◆ DATA PROVIDED:
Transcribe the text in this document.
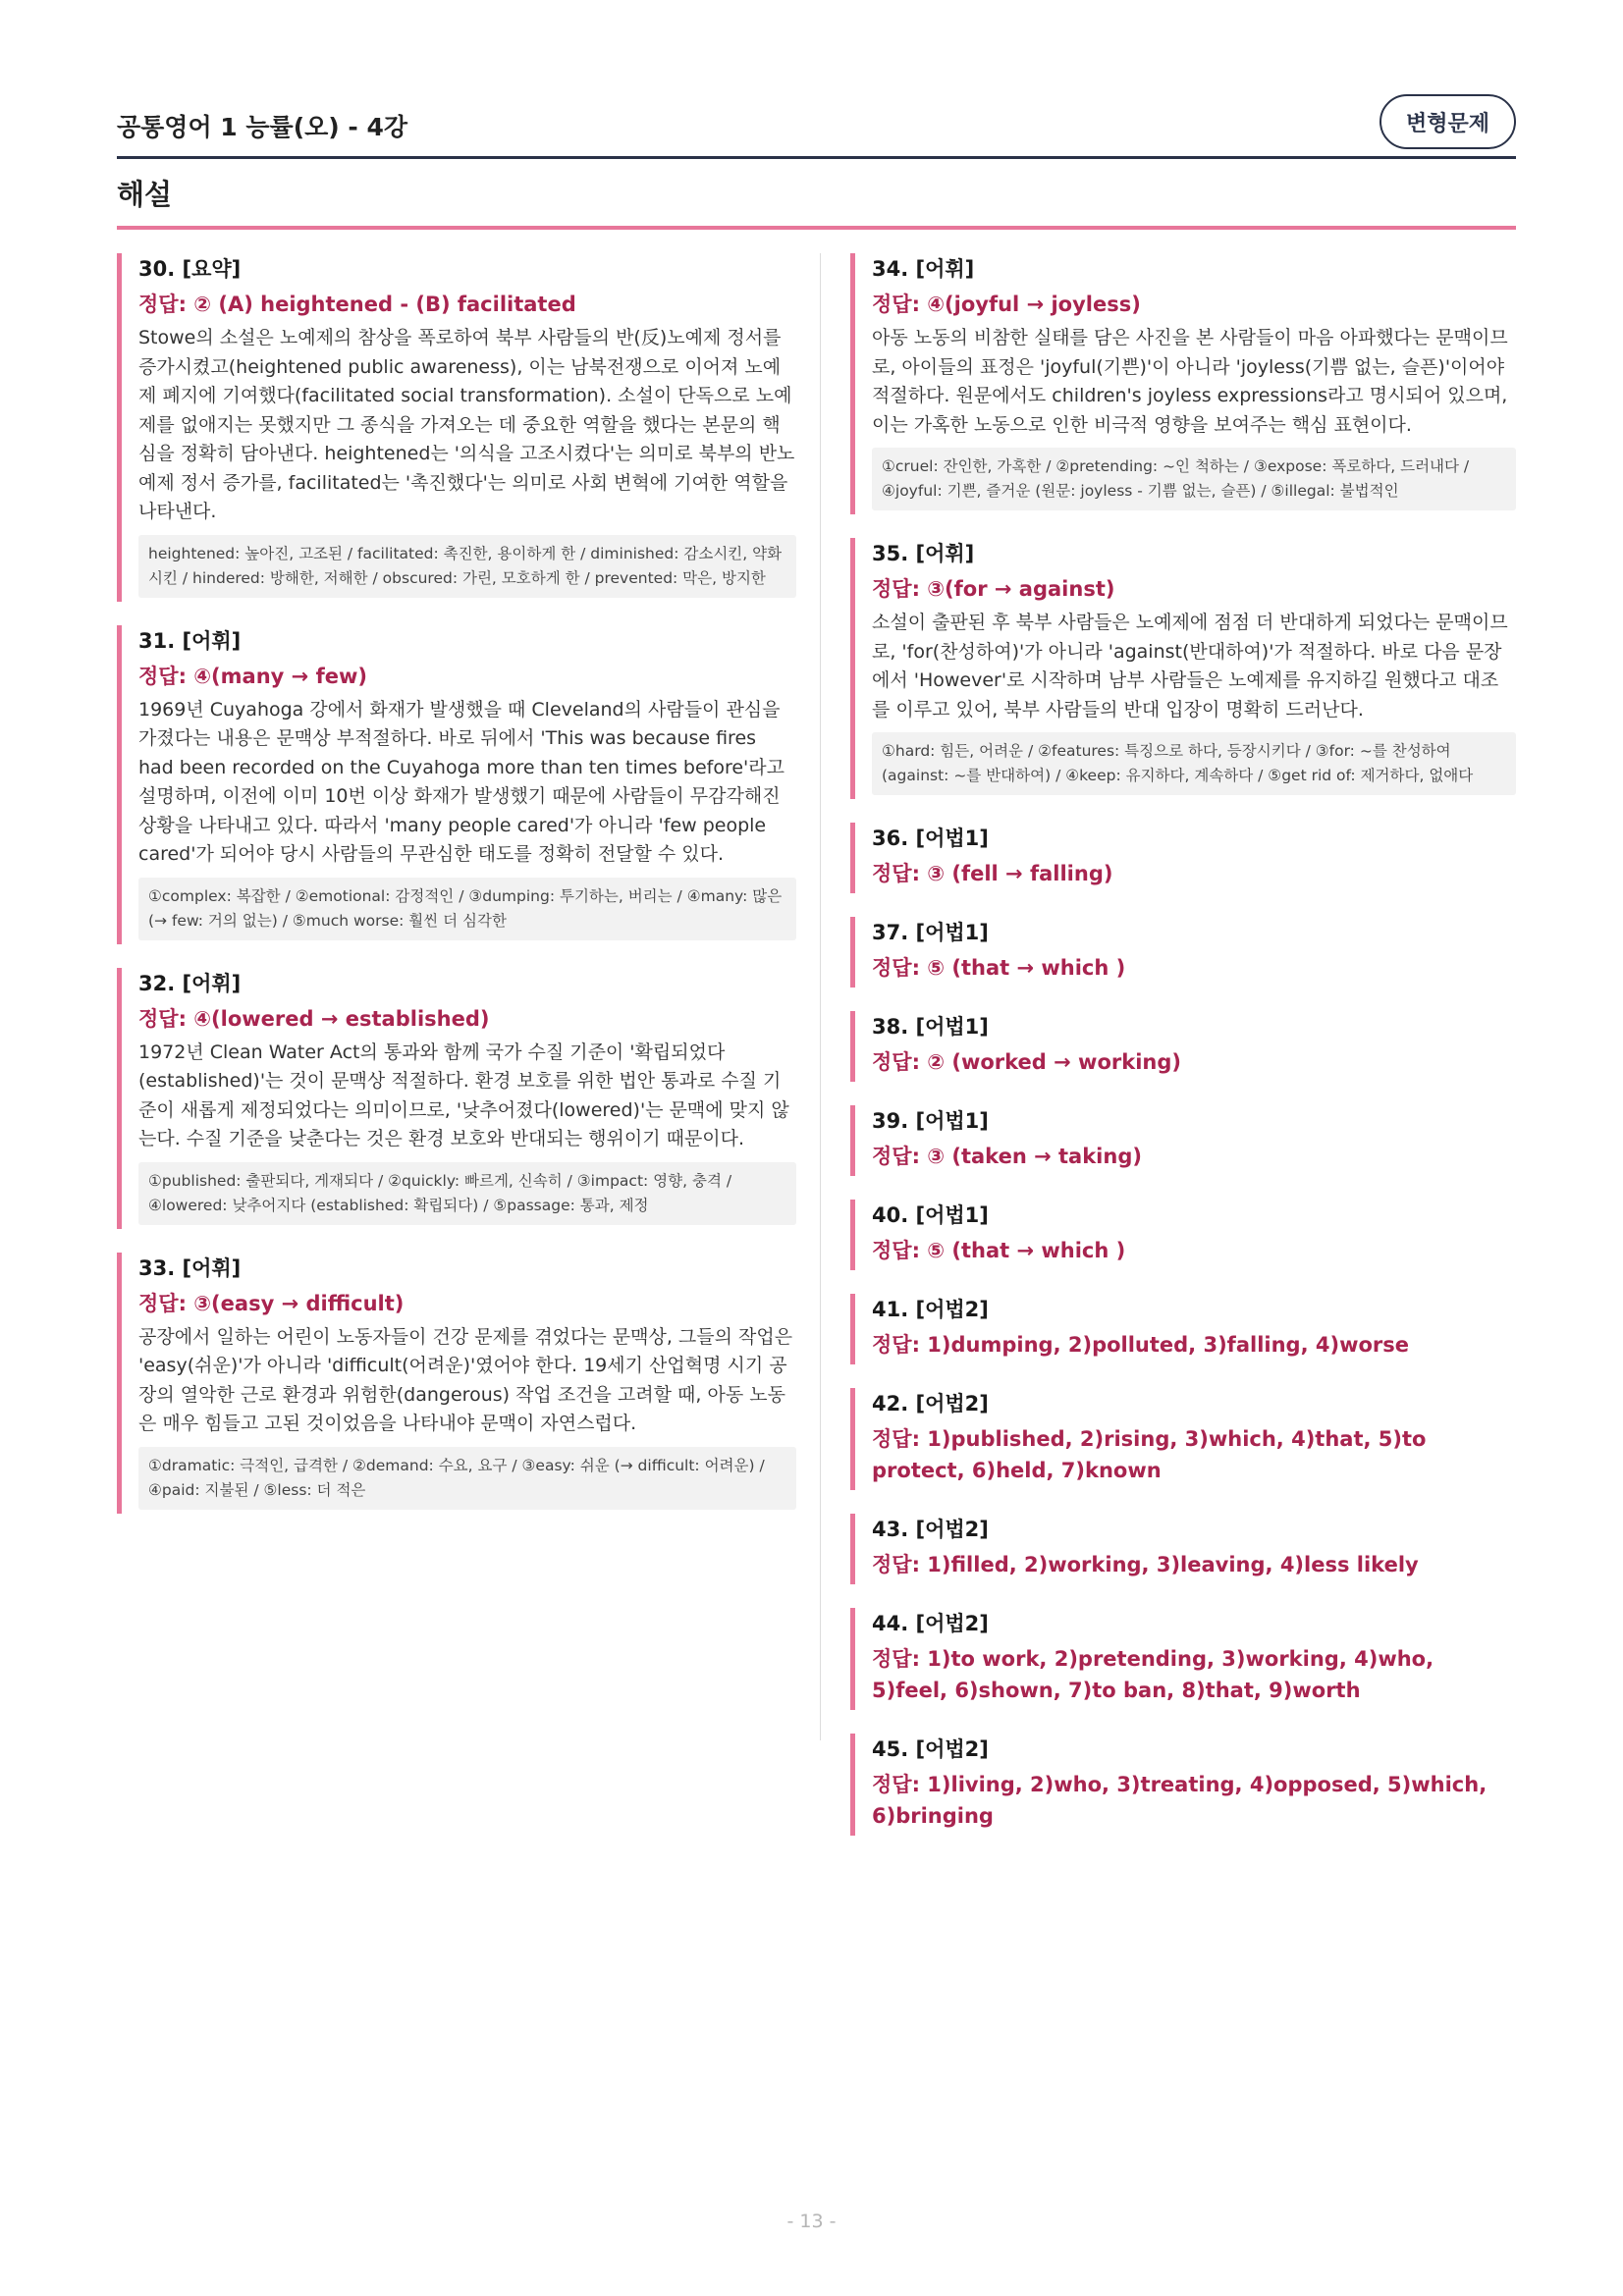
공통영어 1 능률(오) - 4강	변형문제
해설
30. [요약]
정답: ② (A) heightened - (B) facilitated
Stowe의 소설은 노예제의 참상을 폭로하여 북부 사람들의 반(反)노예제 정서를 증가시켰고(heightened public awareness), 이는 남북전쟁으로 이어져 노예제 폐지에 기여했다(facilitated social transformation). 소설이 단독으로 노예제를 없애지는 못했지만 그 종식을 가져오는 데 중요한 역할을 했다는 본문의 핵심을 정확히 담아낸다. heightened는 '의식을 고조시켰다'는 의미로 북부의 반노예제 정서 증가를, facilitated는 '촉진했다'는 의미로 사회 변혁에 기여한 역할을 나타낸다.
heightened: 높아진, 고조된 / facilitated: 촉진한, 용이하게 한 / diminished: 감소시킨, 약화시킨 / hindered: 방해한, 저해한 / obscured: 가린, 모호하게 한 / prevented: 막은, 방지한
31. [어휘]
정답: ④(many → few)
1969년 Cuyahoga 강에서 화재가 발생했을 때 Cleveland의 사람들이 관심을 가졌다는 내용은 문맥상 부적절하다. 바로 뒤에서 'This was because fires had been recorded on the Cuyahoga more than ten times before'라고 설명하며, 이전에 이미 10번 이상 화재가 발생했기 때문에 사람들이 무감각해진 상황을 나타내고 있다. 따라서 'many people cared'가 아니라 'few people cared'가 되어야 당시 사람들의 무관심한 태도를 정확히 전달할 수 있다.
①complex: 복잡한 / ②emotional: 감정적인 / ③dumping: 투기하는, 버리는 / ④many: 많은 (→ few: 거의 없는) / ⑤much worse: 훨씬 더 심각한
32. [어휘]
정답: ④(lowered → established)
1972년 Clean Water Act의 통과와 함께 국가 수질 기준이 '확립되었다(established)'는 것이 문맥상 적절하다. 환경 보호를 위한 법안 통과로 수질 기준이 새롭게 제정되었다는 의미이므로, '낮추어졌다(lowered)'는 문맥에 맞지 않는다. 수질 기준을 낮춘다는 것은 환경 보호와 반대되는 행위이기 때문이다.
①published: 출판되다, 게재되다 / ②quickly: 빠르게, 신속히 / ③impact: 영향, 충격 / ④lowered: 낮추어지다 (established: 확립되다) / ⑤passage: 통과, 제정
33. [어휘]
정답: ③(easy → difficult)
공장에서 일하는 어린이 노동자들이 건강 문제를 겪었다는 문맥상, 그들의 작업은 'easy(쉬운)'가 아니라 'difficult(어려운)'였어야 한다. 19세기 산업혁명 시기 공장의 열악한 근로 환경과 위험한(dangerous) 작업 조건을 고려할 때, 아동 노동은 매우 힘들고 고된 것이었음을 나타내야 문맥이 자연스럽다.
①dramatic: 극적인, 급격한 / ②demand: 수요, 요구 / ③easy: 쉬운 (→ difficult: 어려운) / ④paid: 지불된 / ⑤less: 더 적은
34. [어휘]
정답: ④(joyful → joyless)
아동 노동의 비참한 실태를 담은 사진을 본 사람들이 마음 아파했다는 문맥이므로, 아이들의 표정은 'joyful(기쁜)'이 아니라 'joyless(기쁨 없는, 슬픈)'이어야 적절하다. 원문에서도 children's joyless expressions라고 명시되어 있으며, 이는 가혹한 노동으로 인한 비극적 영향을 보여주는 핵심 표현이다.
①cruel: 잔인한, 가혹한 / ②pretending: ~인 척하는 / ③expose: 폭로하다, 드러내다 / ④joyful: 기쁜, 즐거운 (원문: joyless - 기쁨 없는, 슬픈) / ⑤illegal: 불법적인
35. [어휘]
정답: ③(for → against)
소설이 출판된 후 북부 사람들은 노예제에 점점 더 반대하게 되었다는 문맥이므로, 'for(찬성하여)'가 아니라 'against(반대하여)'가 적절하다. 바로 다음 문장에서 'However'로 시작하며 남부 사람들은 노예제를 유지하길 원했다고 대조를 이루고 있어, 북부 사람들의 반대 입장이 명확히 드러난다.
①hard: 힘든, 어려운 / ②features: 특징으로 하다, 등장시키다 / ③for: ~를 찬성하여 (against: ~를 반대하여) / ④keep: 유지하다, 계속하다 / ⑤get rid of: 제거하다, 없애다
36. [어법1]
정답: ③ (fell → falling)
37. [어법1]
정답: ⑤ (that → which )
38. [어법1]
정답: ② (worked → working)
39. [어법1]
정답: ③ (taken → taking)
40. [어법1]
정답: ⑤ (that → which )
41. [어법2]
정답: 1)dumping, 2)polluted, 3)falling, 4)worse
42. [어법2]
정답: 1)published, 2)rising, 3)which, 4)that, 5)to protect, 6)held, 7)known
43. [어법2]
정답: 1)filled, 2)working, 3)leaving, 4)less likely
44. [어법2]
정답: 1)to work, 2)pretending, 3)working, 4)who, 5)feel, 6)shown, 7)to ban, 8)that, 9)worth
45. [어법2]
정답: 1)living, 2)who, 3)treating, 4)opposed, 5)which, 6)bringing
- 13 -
--
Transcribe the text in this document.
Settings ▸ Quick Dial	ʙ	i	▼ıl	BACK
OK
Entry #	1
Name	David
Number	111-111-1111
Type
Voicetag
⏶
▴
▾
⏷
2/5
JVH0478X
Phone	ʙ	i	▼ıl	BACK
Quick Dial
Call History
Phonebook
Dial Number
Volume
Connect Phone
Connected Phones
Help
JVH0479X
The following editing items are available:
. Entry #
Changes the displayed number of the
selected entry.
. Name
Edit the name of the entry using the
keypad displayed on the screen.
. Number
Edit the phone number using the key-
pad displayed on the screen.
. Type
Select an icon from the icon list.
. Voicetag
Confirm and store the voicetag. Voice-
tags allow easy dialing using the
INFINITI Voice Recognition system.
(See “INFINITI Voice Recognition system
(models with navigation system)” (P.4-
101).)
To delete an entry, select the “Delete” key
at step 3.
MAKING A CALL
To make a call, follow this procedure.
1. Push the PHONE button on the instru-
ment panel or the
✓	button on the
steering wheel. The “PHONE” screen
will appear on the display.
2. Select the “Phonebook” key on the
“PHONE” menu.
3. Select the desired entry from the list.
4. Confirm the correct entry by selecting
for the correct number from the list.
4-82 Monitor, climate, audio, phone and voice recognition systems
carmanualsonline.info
--
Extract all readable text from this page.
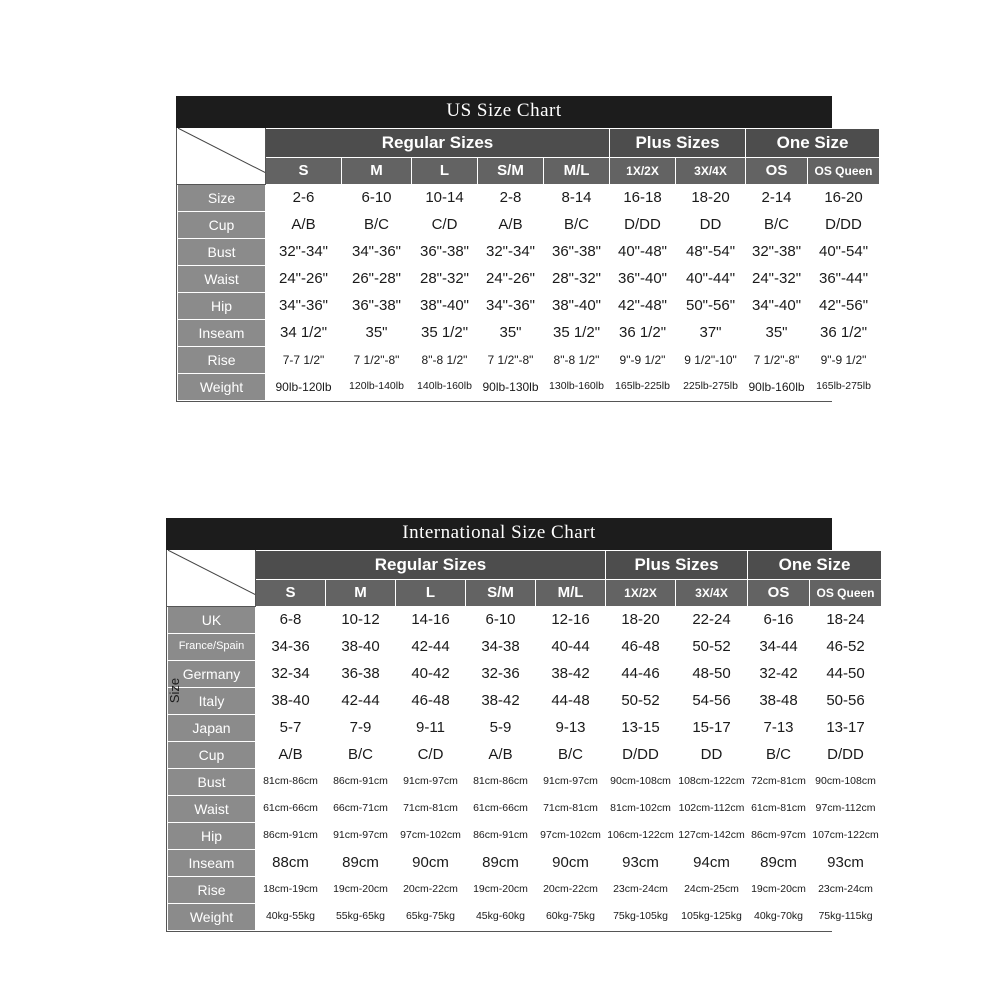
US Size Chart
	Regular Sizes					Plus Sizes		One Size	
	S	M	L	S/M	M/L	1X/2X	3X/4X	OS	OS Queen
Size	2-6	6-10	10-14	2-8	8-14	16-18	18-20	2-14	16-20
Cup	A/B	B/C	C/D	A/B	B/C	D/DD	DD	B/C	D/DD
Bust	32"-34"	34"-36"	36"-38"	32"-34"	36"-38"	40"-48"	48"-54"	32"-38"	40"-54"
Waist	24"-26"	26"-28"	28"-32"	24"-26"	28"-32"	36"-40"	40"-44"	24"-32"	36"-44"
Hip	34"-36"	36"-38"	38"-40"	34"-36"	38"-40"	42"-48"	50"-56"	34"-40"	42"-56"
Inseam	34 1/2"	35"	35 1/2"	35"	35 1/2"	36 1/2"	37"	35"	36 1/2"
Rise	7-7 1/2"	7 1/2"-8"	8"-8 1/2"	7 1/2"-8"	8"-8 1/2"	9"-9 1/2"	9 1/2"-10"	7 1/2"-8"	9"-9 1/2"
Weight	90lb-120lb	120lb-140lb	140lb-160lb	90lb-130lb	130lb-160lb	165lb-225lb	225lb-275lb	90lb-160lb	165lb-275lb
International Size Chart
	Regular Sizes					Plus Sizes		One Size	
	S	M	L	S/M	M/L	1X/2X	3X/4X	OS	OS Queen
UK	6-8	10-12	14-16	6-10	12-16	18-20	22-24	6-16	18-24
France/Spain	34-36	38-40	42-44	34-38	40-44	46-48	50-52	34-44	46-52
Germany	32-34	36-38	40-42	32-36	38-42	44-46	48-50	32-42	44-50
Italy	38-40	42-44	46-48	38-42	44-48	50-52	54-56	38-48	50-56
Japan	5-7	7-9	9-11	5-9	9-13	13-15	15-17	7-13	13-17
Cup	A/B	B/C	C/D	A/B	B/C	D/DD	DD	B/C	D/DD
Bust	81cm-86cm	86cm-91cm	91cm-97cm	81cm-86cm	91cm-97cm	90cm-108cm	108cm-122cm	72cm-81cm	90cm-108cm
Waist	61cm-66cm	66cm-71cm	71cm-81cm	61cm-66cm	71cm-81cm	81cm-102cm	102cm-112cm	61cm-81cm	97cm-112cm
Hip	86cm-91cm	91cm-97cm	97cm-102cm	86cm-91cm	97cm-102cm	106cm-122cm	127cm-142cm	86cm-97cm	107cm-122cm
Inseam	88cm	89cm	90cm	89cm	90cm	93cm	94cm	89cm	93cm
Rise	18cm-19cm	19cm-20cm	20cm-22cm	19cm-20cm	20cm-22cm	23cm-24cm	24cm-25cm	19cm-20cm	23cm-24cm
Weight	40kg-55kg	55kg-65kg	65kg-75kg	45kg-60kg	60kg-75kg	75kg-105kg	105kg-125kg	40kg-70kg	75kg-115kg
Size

◆ THE PROBLEM: Report every line containing the word "correct" from the listing above.

◆ RESPONSE TO THIS TASK:
4. Confirm the correct entry by selecting
for the correct number from the list.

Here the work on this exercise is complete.